## EXTRACTED DATA:
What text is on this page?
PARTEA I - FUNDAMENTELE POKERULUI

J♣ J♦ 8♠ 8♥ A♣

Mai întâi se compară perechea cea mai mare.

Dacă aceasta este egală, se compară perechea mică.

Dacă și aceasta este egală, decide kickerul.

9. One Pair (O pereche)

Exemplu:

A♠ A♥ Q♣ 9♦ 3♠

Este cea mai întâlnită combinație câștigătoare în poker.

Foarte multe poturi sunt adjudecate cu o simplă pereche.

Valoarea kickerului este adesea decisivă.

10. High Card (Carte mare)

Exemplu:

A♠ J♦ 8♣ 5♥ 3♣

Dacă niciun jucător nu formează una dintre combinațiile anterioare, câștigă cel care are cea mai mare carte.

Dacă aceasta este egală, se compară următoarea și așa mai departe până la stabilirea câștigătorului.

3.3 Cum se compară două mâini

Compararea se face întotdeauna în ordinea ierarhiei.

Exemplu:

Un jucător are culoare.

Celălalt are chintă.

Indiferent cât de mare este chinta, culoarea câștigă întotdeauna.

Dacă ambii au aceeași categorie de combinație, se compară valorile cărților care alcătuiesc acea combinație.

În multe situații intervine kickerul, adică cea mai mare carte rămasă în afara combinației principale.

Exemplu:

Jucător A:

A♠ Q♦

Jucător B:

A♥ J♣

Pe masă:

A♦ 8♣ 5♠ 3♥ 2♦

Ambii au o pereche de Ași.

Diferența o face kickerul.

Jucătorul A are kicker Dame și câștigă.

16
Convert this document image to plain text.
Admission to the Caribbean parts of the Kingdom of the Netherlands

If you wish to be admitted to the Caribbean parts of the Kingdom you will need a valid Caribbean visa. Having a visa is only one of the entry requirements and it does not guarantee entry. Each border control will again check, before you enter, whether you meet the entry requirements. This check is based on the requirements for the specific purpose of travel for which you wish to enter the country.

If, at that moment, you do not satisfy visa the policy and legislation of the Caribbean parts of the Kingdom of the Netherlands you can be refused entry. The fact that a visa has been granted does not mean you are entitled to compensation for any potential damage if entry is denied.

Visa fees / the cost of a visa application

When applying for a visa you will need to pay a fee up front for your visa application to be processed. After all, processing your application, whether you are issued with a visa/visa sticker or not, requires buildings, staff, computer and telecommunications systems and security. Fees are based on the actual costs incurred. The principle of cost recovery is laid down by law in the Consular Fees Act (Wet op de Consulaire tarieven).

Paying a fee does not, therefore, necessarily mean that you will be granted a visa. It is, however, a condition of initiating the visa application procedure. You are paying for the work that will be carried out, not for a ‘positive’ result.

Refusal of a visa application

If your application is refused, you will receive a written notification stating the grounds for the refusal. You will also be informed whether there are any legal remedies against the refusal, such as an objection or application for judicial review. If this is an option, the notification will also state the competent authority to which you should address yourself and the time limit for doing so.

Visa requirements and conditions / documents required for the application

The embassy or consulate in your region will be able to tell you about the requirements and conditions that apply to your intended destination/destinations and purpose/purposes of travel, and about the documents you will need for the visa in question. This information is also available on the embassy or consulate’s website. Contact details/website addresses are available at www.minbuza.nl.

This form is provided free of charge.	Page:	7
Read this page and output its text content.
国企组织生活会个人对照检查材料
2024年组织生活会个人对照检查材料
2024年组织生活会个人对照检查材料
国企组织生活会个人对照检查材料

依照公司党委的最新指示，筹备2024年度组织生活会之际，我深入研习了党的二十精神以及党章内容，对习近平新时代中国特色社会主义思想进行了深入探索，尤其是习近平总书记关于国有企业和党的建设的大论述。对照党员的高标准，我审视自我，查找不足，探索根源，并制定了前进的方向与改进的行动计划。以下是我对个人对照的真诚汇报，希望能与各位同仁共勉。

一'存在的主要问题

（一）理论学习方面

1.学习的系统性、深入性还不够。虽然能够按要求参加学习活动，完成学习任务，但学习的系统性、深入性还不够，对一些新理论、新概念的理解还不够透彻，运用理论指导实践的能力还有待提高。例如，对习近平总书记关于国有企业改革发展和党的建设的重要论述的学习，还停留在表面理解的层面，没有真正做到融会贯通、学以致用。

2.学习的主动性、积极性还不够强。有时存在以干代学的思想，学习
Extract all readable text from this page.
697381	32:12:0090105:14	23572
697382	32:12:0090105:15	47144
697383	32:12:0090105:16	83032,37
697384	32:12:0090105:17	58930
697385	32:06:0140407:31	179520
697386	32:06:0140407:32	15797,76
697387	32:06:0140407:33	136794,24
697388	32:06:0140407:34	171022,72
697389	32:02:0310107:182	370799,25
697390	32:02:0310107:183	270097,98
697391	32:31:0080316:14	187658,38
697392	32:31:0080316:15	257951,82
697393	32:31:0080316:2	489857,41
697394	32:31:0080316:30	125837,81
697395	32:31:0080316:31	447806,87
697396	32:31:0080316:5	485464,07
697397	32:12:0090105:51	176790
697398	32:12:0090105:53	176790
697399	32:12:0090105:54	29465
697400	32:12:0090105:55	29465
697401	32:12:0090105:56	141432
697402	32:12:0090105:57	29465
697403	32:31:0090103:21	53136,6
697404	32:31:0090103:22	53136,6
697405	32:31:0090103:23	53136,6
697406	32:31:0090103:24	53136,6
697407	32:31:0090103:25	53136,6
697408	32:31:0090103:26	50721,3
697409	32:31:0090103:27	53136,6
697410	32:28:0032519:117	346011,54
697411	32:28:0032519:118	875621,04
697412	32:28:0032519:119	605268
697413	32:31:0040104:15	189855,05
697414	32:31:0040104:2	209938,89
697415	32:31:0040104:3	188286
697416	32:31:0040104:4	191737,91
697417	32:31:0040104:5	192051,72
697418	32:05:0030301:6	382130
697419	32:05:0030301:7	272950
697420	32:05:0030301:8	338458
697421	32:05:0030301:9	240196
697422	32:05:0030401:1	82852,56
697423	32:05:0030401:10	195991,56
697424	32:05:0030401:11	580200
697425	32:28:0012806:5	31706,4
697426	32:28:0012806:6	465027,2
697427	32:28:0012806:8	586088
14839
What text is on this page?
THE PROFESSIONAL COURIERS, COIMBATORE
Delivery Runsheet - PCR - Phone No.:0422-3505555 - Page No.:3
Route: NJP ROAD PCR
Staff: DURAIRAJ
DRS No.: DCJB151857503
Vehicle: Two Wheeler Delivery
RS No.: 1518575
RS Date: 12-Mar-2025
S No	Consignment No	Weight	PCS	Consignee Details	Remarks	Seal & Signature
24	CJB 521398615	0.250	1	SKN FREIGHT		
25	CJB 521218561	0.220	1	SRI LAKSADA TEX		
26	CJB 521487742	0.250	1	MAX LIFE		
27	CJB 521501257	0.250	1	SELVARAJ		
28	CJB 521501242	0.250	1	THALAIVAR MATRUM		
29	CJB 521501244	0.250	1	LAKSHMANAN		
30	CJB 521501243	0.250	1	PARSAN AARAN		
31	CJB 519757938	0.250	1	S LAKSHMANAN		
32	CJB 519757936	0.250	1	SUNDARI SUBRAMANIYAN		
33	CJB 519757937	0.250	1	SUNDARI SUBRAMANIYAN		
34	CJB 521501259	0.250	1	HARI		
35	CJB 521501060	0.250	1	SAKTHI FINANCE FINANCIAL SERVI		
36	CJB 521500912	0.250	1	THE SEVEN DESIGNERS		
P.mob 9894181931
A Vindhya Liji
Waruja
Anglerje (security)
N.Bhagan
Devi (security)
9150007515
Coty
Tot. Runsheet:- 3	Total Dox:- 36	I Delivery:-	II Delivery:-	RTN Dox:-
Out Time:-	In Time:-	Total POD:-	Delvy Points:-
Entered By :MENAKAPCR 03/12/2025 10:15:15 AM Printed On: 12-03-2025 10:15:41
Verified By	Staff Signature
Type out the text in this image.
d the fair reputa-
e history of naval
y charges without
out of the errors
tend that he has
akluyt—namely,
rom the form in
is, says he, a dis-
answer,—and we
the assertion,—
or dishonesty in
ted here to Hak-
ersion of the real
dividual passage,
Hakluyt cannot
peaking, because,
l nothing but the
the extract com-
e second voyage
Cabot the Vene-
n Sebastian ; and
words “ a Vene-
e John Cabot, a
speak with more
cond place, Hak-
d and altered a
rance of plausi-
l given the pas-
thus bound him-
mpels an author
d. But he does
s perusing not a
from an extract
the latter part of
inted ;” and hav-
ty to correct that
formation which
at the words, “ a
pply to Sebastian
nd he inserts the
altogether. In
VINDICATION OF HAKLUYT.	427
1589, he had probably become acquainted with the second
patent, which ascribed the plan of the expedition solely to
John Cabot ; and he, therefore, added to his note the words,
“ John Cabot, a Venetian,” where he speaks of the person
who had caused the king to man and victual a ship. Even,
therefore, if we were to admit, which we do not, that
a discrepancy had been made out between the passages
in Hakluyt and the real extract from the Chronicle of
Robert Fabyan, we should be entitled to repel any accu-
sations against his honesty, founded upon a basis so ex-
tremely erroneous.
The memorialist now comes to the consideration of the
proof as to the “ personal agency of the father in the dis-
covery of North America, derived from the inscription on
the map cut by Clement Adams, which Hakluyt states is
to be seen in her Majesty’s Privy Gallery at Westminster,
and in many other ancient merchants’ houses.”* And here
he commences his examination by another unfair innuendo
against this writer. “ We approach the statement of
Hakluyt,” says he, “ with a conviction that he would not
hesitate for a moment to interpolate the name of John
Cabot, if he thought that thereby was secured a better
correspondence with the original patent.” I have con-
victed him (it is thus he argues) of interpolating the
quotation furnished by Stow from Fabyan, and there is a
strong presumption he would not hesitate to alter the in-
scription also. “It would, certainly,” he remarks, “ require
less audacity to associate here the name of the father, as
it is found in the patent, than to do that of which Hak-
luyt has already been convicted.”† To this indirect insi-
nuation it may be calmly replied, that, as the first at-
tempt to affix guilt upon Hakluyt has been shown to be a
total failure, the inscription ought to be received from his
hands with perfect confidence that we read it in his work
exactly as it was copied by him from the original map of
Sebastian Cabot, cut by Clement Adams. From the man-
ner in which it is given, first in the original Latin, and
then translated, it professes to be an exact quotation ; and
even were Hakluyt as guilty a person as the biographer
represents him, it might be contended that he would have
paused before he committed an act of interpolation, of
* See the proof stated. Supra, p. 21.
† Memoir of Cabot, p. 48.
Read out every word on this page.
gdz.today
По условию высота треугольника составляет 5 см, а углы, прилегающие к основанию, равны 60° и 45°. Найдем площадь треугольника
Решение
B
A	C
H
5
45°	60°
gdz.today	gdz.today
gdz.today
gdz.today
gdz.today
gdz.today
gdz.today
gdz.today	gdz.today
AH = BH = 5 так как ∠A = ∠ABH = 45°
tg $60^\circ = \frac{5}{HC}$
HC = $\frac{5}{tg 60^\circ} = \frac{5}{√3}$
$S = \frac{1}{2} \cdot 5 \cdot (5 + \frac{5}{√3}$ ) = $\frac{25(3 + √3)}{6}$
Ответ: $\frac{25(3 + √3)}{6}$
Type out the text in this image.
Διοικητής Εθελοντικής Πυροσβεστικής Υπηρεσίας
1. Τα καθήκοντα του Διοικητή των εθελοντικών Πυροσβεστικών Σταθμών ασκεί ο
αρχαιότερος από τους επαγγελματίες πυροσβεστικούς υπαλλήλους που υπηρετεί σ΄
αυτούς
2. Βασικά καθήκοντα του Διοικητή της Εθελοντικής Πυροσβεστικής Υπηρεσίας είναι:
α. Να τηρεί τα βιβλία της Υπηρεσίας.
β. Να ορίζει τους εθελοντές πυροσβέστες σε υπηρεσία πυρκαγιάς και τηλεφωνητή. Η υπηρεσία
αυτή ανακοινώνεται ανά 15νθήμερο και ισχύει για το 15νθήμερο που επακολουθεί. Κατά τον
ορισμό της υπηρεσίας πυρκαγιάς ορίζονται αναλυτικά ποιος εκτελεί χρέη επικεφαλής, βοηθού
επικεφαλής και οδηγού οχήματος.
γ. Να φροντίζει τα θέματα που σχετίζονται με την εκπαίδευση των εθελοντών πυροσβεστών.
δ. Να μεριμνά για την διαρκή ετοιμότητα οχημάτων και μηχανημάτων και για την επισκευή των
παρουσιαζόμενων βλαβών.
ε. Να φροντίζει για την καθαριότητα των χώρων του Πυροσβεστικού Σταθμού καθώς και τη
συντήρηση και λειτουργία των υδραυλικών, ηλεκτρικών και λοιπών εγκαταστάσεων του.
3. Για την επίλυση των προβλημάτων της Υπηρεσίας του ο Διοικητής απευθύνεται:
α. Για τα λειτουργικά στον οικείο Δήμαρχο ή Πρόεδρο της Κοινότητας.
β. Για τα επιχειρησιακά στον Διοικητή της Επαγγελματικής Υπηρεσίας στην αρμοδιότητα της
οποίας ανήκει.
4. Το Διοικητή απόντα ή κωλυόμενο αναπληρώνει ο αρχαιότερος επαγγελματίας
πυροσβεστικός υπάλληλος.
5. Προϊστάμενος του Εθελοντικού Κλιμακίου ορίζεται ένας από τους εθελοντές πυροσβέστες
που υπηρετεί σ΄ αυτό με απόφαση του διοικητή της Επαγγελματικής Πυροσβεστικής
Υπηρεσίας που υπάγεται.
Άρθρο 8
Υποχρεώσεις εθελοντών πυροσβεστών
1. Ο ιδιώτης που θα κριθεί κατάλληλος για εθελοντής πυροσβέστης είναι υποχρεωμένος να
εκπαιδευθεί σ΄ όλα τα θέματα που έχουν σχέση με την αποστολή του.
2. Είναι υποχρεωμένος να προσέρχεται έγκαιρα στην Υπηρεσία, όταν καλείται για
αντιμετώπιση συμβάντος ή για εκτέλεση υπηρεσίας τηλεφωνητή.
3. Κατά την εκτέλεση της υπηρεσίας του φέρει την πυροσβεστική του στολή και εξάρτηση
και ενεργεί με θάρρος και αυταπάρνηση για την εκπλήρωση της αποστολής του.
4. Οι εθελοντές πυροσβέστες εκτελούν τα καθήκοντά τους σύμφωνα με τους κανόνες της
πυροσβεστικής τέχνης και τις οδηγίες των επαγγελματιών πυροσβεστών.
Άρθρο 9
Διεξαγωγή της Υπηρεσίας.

## GIVEN TASK:
State how many lines of the records hold the string "Netherlands", and nothing else.

## ANSWER FOR THE TASK:
2